── Record extracts ──

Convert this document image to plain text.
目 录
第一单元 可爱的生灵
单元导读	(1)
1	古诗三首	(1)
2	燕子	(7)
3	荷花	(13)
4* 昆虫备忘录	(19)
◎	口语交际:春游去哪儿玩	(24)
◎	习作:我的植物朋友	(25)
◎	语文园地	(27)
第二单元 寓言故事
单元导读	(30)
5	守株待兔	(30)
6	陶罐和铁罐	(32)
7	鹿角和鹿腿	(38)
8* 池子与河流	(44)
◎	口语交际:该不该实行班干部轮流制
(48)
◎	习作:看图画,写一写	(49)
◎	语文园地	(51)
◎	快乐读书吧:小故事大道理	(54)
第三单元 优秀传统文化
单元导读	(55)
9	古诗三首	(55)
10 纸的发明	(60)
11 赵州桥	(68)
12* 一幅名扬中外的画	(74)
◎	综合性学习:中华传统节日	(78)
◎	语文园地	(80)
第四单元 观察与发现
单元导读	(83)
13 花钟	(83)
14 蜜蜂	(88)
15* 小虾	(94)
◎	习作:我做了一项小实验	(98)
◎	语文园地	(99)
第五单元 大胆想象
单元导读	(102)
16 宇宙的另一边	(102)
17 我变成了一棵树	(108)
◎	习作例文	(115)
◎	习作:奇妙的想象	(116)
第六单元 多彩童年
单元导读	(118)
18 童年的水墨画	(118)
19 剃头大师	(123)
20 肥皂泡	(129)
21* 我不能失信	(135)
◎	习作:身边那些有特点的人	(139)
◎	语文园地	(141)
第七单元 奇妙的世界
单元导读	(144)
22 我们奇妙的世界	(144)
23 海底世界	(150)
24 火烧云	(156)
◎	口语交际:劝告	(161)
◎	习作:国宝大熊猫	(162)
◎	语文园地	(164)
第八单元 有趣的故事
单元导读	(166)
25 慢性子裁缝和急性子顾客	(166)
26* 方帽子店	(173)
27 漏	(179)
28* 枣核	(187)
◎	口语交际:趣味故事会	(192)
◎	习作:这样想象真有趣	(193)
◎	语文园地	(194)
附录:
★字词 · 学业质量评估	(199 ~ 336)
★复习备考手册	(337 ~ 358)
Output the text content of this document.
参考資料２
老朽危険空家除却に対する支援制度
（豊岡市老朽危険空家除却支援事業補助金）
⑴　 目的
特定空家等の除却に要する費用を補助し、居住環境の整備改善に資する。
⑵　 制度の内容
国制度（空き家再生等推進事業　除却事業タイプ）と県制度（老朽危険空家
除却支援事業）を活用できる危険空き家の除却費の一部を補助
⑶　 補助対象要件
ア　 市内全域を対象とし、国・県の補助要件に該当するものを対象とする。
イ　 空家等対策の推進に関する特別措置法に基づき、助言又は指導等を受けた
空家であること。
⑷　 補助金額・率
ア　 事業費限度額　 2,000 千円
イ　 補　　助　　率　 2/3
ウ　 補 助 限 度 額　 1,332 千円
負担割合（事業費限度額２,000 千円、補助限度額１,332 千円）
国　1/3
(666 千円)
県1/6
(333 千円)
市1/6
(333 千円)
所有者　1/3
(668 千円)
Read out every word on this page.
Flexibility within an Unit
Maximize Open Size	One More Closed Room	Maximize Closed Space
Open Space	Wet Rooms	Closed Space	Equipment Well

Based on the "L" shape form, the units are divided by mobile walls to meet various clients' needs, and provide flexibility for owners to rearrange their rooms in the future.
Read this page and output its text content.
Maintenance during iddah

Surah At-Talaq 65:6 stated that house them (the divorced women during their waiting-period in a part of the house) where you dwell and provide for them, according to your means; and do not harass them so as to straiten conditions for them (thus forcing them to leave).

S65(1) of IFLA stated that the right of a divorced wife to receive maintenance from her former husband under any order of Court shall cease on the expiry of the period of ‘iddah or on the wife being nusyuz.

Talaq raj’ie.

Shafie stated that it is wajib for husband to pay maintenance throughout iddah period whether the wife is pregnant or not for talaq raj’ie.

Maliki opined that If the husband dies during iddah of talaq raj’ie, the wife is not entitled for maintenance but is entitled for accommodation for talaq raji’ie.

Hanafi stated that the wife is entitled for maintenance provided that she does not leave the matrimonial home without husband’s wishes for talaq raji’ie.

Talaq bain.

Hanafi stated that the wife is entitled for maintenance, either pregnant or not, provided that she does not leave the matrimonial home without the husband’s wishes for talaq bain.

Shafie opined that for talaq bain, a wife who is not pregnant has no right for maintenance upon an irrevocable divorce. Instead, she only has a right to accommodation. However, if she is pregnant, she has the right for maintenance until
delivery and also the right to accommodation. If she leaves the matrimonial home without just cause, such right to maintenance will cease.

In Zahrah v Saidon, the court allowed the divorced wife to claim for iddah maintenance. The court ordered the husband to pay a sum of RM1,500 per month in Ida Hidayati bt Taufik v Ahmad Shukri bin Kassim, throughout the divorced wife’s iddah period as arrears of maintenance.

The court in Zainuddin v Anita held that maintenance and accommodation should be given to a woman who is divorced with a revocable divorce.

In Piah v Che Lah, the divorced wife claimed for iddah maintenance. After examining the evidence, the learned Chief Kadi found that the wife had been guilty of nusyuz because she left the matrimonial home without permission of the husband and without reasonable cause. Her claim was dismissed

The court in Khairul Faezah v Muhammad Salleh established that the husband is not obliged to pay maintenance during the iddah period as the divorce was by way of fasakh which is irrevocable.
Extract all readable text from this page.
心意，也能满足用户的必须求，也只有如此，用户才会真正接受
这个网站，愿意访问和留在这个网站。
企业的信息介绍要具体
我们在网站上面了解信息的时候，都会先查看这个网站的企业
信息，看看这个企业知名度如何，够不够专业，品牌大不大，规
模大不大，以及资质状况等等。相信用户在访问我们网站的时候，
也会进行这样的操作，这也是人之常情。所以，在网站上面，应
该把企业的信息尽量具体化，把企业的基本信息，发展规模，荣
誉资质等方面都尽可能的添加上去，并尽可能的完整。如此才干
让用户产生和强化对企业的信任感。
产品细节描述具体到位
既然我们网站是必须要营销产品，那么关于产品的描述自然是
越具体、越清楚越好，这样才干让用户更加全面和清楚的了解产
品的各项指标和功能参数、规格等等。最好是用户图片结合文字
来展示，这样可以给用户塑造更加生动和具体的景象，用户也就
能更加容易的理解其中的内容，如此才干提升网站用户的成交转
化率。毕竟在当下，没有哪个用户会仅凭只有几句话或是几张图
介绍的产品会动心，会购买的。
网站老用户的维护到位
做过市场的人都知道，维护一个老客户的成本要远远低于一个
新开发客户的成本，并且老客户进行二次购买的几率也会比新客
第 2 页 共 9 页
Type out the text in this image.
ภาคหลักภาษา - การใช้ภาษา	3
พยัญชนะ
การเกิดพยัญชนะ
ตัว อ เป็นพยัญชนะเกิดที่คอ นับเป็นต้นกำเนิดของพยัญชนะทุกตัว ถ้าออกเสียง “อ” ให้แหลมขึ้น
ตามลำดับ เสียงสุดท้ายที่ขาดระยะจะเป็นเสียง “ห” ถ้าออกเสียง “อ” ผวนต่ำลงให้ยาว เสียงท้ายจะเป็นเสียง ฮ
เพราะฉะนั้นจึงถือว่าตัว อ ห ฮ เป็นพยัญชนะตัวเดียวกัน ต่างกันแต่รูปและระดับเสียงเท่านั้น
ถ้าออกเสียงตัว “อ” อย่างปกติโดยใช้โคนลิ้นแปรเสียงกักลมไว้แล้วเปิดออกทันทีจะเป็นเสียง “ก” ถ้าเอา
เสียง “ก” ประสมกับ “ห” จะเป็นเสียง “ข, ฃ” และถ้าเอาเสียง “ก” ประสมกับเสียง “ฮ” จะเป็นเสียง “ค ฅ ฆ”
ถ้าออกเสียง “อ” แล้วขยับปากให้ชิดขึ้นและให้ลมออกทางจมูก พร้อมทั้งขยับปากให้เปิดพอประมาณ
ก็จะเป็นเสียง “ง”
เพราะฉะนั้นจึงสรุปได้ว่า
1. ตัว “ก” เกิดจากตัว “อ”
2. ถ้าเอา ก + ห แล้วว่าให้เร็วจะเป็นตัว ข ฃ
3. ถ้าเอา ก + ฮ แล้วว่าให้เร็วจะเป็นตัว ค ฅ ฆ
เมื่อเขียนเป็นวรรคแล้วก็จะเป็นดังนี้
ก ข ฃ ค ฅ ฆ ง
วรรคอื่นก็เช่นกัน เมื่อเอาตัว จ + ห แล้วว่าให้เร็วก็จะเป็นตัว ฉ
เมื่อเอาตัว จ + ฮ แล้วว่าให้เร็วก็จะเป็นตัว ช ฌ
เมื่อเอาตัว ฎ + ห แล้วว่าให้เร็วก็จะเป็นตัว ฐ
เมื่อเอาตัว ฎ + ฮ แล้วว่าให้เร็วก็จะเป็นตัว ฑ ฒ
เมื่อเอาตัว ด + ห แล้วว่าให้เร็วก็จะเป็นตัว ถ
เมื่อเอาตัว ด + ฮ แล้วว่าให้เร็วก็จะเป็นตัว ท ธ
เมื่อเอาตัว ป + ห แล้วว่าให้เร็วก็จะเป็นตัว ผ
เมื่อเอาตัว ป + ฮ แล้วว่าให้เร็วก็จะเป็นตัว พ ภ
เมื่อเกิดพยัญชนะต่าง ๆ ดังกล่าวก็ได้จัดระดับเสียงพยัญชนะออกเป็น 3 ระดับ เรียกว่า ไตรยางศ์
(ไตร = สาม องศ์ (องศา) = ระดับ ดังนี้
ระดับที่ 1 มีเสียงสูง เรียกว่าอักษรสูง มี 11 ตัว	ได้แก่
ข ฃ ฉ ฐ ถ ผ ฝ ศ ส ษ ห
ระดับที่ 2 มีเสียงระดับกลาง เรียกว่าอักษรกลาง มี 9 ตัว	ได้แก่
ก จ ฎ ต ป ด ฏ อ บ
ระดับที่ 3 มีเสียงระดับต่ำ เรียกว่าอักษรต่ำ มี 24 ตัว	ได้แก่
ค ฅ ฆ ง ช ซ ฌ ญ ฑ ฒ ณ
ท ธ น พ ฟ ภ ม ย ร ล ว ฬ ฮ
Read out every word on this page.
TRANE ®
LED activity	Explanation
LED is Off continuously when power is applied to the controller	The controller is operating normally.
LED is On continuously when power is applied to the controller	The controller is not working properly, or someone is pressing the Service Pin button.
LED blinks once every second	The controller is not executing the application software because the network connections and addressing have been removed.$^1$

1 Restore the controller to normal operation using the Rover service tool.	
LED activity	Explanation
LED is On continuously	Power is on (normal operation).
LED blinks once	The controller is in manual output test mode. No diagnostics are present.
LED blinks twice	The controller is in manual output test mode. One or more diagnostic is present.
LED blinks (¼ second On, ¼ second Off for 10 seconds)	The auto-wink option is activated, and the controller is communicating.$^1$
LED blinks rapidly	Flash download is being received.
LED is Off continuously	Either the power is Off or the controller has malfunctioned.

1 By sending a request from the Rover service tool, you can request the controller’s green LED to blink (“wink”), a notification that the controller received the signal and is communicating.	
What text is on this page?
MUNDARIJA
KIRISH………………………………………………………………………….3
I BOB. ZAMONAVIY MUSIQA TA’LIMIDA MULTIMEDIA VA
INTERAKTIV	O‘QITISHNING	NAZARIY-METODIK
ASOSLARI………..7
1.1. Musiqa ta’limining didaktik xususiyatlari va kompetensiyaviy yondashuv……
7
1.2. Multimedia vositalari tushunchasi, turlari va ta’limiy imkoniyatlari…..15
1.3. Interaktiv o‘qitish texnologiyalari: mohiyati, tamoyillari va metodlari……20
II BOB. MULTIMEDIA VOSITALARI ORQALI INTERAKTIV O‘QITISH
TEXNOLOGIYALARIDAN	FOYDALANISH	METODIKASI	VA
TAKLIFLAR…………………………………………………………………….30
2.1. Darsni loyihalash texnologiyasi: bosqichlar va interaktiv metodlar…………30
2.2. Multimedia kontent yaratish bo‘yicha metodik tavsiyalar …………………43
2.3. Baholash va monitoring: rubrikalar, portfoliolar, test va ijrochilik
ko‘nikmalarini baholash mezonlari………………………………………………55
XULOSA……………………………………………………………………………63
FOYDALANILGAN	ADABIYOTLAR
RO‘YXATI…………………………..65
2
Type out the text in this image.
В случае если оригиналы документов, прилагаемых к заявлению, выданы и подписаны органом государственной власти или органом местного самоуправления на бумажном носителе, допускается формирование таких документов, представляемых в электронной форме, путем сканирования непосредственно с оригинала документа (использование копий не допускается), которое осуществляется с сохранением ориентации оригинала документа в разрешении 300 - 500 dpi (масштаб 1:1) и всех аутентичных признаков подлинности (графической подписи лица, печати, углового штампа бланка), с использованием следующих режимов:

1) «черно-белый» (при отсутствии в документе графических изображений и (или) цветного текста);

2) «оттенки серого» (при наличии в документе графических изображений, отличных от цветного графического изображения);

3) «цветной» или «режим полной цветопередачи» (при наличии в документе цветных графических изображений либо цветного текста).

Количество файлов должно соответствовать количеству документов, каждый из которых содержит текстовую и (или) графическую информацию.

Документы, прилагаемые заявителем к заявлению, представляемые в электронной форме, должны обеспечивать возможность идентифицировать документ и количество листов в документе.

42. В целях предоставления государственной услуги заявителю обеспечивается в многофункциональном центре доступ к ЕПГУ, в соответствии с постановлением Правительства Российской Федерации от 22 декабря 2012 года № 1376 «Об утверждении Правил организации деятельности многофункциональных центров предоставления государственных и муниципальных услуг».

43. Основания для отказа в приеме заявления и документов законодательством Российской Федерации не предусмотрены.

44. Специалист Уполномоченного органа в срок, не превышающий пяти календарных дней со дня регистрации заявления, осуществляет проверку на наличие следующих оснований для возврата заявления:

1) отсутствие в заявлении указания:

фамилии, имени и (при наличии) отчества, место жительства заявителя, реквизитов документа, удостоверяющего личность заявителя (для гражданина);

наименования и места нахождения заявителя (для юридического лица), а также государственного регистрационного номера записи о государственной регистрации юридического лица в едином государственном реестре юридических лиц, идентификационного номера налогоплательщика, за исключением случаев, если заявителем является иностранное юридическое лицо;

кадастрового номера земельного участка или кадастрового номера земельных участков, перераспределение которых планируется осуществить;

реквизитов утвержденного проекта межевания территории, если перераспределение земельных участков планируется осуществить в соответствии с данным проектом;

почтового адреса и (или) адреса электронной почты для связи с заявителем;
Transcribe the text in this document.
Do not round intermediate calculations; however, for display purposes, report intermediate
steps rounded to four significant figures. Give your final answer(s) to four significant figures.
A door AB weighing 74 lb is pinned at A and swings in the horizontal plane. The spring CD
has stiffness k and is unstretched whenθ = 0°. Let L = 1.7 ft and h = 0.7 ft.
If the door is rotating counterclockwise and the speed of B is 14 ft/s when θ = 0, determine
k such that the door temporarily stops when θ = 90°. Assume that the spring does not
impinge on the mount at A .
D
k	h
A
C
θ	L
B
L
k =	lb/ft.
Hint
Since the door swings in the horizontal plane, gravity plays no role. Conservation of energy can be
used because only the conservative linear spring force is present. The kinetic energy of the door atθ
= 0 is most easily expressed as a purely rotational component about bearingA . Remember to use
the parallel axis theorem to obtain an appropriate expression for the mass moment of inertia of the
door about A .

───

→ **Required work**
Scan the records above for the string "ญชนะต", then report every line that contains it.

→ **Task output**
เพราะฉะนั้นจึงถือว่าตัว อ ห ฮ เป็นพยัญชนะตัวเดียวกัน ต่างกันแต่รูปและระดับเสียงเท่านั้น
เมื่อเกิดพยัญชนะต่าง ๆ ดังกล่าวก็ได้จัดระดับเสียงพยัญชนะออกเป็น 3 ระดับ เรียกว่า ไตรยางศ์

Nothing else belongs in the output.